BEGIN

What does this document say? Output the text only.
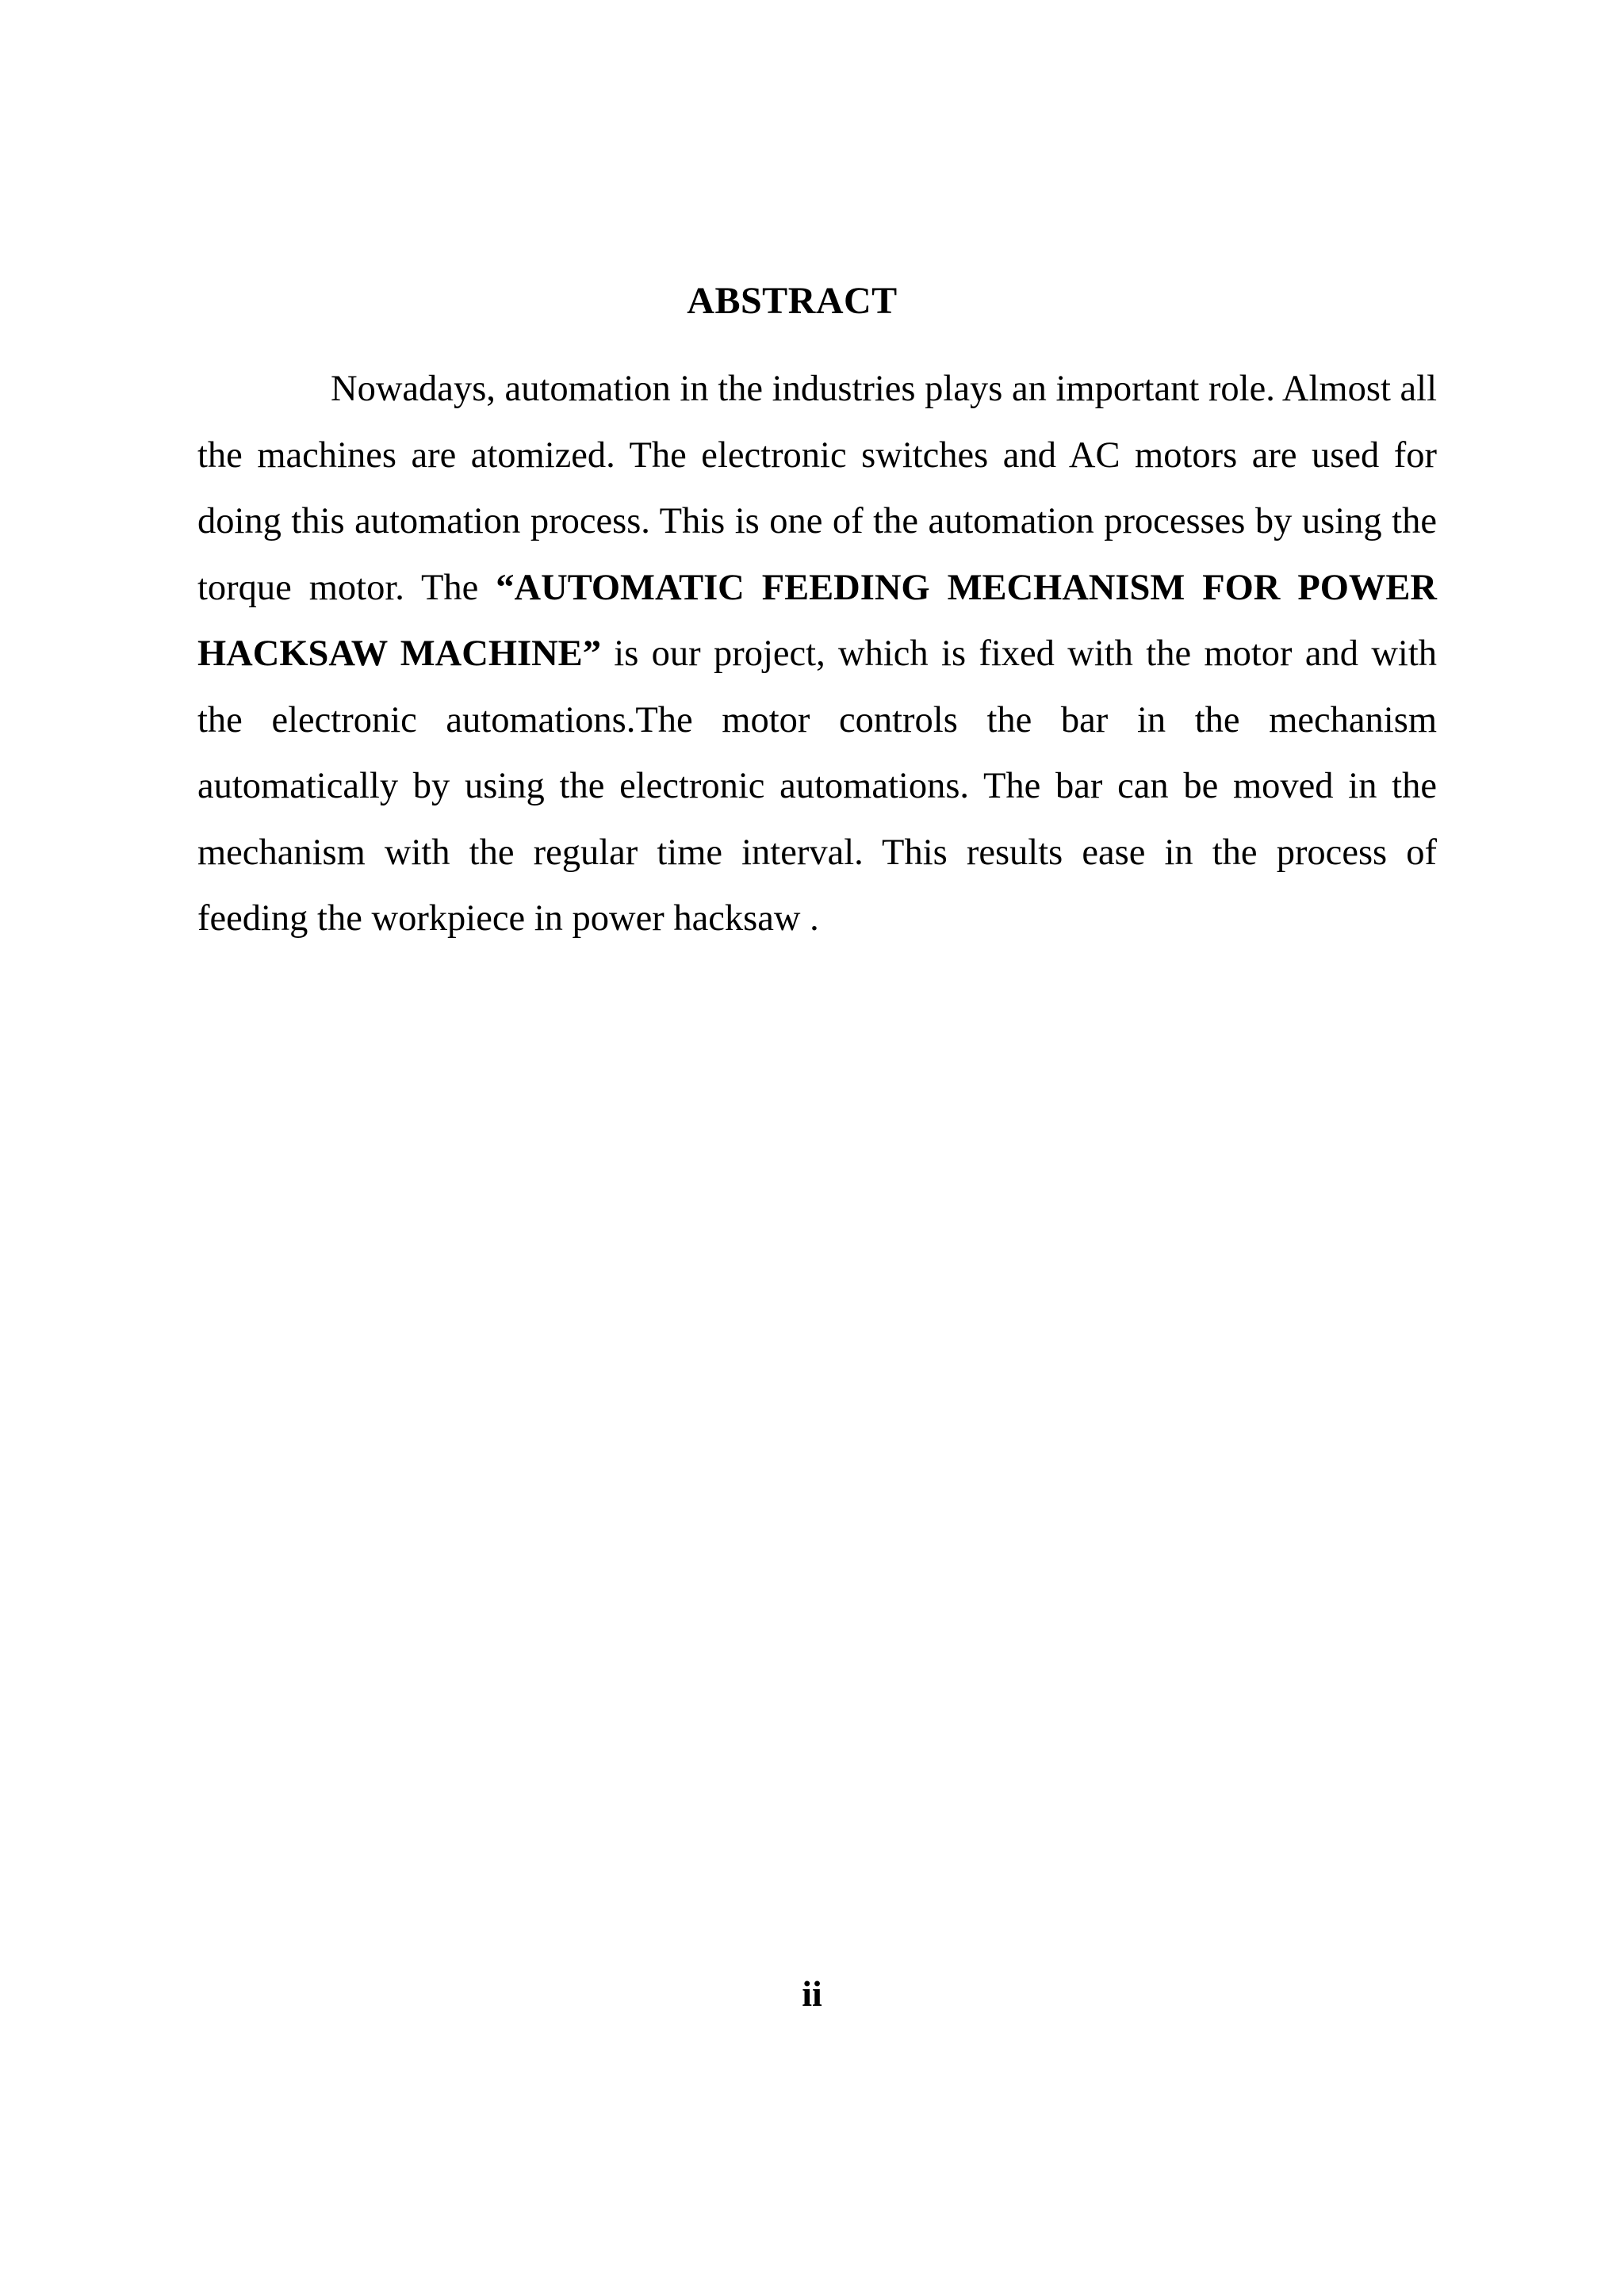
ABSTRACT

Nowadays, automation in the industries plays an important role. Almost all the machines are atomized. The electronic switches and AC motors are used for doing this automation process. This is one of the automation processes by using the torque motor. The “AUTOMATIC FEEDING MECHANISM FOR POWER HACKSAW MACHINE” is our project, which is fixed with the motor and with the electronic automations.The motor controls the bar in the mechanism automatically by using the electronic automations. The bar can be moved in the mechanism with the regular time interval. This results ease in the process of feeding the workpiece in power hacksaw .

ii
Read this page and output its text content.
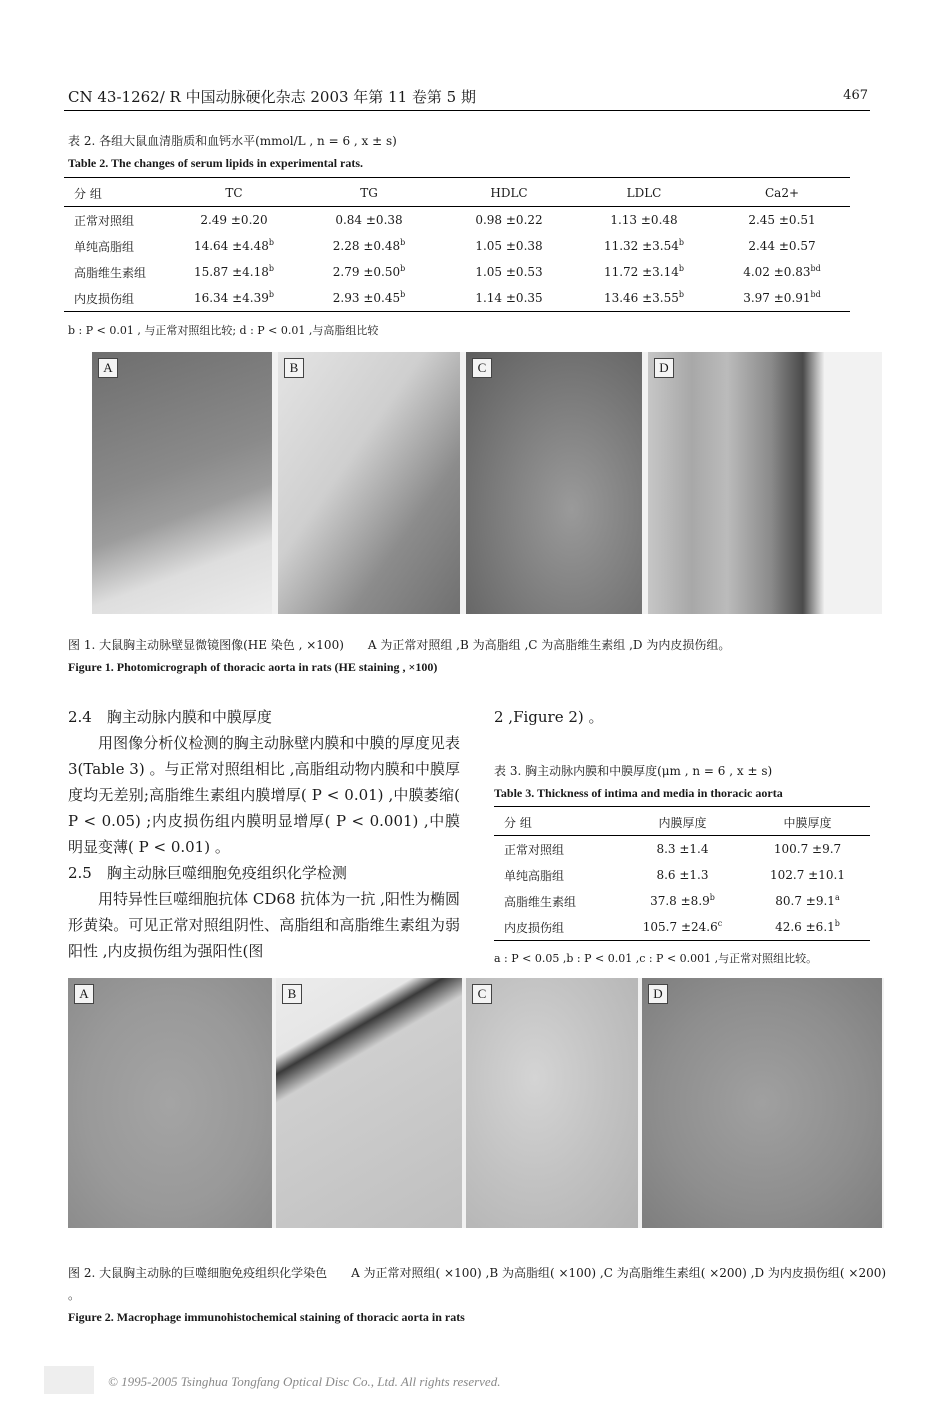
CN 43-1262/ R 中国动脉硬化杂志 2003 年第 11 卷第 5 期	467
表 2. 各组大鼠血清脂质和血钙水平(mmol/L , n = 6 , x ± s)
Table 2. The changes of serum lipids in experimental rats.
分 组	TC	TG	HDLC	LDLC	Ca2+

正常对照组	2.49 ±0.20	0.84 ±0.38	0.98 ±0.22	1.13 ±0.48	2.45 ±0.51
单纯高脂组	14.64 ±4.48$^b$	2.28 ±0.48$^b$	1.05 ±0.38	11.32 ±3.54$^b$	2.44 ±0.57
高脂维生素组	15.87 ±4.18$^b$	2.79 ±0.50$^b$	1.05 ±0.53	11.72 ±3.14$^b$	4.02 ±0.83$^{bd}$
内皮损伤组	16.34 ±4.39$^b$	2.93 ±0.45$^b$	1.14 ±0.35	13.46 ±3.55$^b$	3.97 ±0.91$^{bd}$

b : P < 0.01 , 与正常对照组比较; d : P < 0.01 ,与高脂组比较
A	B	C	D
图 1. 大鼠胸主动脉壁显微镜图像(HE 染色 , ×100)　　A 为正常对照组 ,B 为高脂组 ,C 为高脂维生素组 ,D 为内皮损伤组。
Figure 1. Photomicrograph of thoracic aorta in rats (HE staining , ×100)

2.4　胸主动脉内膜和中膜厚度

用图像分析仪检测的胸主动脉壁内膜和中膜的厚度见表 3(Table 3) 。与正常对照组相比 ,高脂组动物内膜和中膜厚度均无差别;高脂维生素组内膜增厚( P < 0.01) ,中膜萎缩( P < 0.05) ;内皮损伤组内膜明显增厚( P < 0.001) ,中膜明显变薄( P < 0.01) 。

2.5　胸主动脉巨噬细胞免疫组织化学检测

用特异性巨噬细胞抗体 CD68 抗体为一抗 ,阳性为椭圆形黄染。可见正常对照组阴性、高脂组和高脂维生素组为弱阳性 ,内皮损伤组为强阳性(图

2 ,Figure 2) 。
表 3. 胸主动脉内膜和中膜厚度(μm , n = 6 , x ± s)
Table 3. Thickness of intima and media in thoracic aorta
分 组	内膜厚度	中膜厚度

正常对照组	8.3 ±1.4	100.7 ±9.7
单纯高脂组	8.6 ±1.3	102.7 ±10.1
高脂维生素组	37.8 ±8.9$^b$	80.7 ±9.1$^a$
内皮损伤组	105.7 ±24.6$^c$	42.6 ±6.1$^b$

a : P < 0.05 ,b : P < 0.01 ,c : P < 0.001 ,与正常对照组比较。
A	B	C	D
图 2. 大鼠胸主动脉的巨噬细胞免疫组织化学染色　　A 为正常对照组( ×100) ,B 为高脂组( ×100) ,C 为高脂维生素组( ×200) ,D 为内皮损伤组( ×200) 。
Figure 2. Macrophage immunohistochemical staining of thoracic aorta in rats
© 1995-2005 Tsinghua Tongfang Optical Disc Co., Ltd. All rights reserved.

END

INSTRUCTIONS TO FOLLOW |
From the records above, pull out every line containing the word "Table".

ANSWER TO THIS TASK |
Table 2. The changes of serum lipids in experimental rats.
用图像分析仪检测的胸主动脉壁内膜和中膜的厚度见表 3(Table 3) 。与正常对照组相比 ,高脂组动物内膜和中膜厚度均无差别;高脂维生素组内膜增厚( P < 0.01) ,中膜萎缩( P < 0.05) ;内皮损伤组内膜明显增厚( P < 0.001) ,中膜明显变薄( P < 0.01) 。
Table 3. Thickness of intima and media in thoracic aorta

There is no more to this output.